Could you retype every line of the records below word for word, leaving out any pictures?

(Element and coordinate records)

▬▬▬

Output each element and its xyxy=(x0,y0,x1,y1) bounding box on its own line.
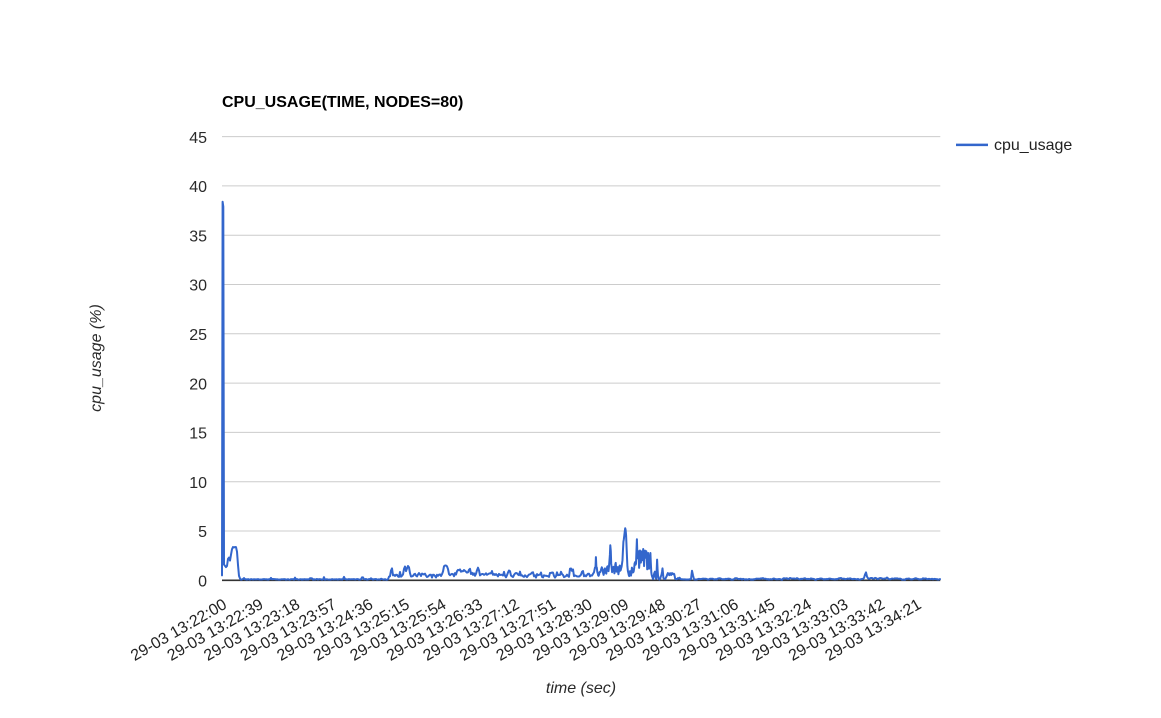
svg-text:5: 5 xyxy=(198,524,207,541)
svg-text:cpu_usage: cpu_usage xyxy=(994,137,1072,154)
svg-text:30: 30 xyxy=(189,278,207,295)
svg-text:CPU_USAGE(TIME, NODES=80): CPU_USAGE(TIME, NODES=80) xyxy=(222,94,463,111)
svg-text:35: 35 xyxy=(189,228,207,245)
svg-text:cpu_usage (%): cpu_usage (%) xyxy=(88,304,105,412)
svg-text:20: 20 xyxy=(189,376,207,393)
svg-text:time (sec): time (sec) xyxy=(546,680,616,697)
svg-text:25: 25 xyxy=(189,327,207,344)
svg-text:10: 10 xyxy=(189,475,207,492)
svg-text:0: 0 xyxy=(198,574,207,591)
svg-text:40: 40 xyxy=(189,179,207,196)
svg-text:45: 45 xyxy=(189,130,207,147)
svg-text:15: 15 xyxy=(189,426,207,443)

▬▬▬

## Answer to the problem:
Output each element and its xyxy=(x0,y0,x1,y1) bounding box on its own line.
svg-text:5: 5 xyxy=(198,524,207,541)
svg-text:cpu_usage: cpu_usage xyxy=(994,137,1072,154)
svg-text:30: 30 xyxy=(189,278,207,295)
svg-text:CPU_USAGE(TIME, NODES=80): CPU_USAGE(TIME, NODES=80) xyxy=(222,94,463,111)
svg-text:35: 35 xyxy=(189,228,207,245)
svg-text:cpu_usage (%): cpu_usage (%) xyxy=(88,304,105,412)
svg-text:20: 20 xyxy=(189,376,207,393)
svg-text:time (sec): time (sec) xyxy=(546,680,616,697)
svg-text:25: 25 xyxy=(189,327,207,344)
svg-text:10: 10 xyxy=(189,475,207,492)
svg-text:0: 0 xyxy=(198,574,207,591)
svg-text:40: 40 xyxy=(189,179,207,196)
svg-text:45: 45 xyxy=(189,130,207,147)
svg-text:15: 15 xyxy=(189,426,207,443)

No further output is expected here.